Exercise details: Write out every single entry exactly.

━━━━━ Data supplied ━━━━━

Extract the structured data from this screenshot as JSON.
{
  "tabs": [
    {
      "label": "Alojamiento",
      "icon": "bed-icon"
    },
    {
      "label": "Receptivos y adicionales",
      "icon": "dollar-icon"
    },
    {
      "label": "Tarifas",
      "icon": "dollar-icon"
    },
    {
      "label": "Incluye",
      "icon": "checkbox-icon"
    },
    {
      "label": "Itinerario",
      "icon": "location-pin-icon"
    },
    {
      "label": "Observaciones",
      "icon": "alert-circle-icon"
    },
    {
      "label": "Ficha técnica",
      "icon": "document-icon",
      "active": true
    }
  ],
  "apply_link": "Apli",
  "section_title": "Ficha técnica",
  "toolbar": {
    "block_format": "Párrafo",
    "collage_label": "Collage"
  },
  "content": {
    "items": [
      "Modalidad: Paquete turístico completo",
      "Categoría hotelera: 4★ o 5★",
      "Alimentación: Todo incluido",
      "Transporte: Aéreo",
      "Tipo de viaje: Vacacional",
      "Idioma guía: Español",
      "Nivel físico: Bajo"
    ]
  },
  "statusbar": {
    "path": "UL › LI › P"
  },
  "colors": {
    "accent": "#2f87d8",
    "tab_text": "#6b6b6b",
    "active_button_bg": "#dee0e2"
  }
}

━━━━━

Result for this exercise:
Extract the structured data from this screenshot as JSON.
{
  "tabs": [
    {
      "label": "Alojamiento",
      "icon": "bed-icon"
    },
    {
      "label": "Receptivos y adicionales",
      "icon": "dollar-icon"
    },
    {
      "label": "Tarifas",
      "icon": "dollar-icon"
    },
    {
      "label": "Incluye",
      "icon": "checkbox-icon"
    },
    {
      "label": "Itinerario",
      "icon": "location-pin-icon"
    },
    {
      "label": "Observaciones",
      "icon": "alert-circle-icon"
    },
    {
      "label": "Ficha técnica",
      "icon": "document-icon",
      "active": true
    }
  ],
  "apply_link": "Apli",
  "section_title": "Ficha técnica",
  "toolbar": {
    "block_format": "Párrafo",
    "collage_label": "Collage"
  },
  "content": {
    "items": [
      "Modalidad: Paquete turístico completo",
      "Categoría hotelera: 4★ o 5★",
      "Alimentación: Todo incluido",
      "Transporte: Aéreo",
      "Tipo de viaje: Vacacional",
      "Idioma guía: Español",
      "Nivel físico: Bajo"
    ]
  },
  "statusbar": {
    "path": "UL › LI › P"
  },
  "colors": {
    "accent": "#2f87d8",
    "tab_text": "#6b6b6b",
    "active_button_bg": "#dee0e2"
  }
}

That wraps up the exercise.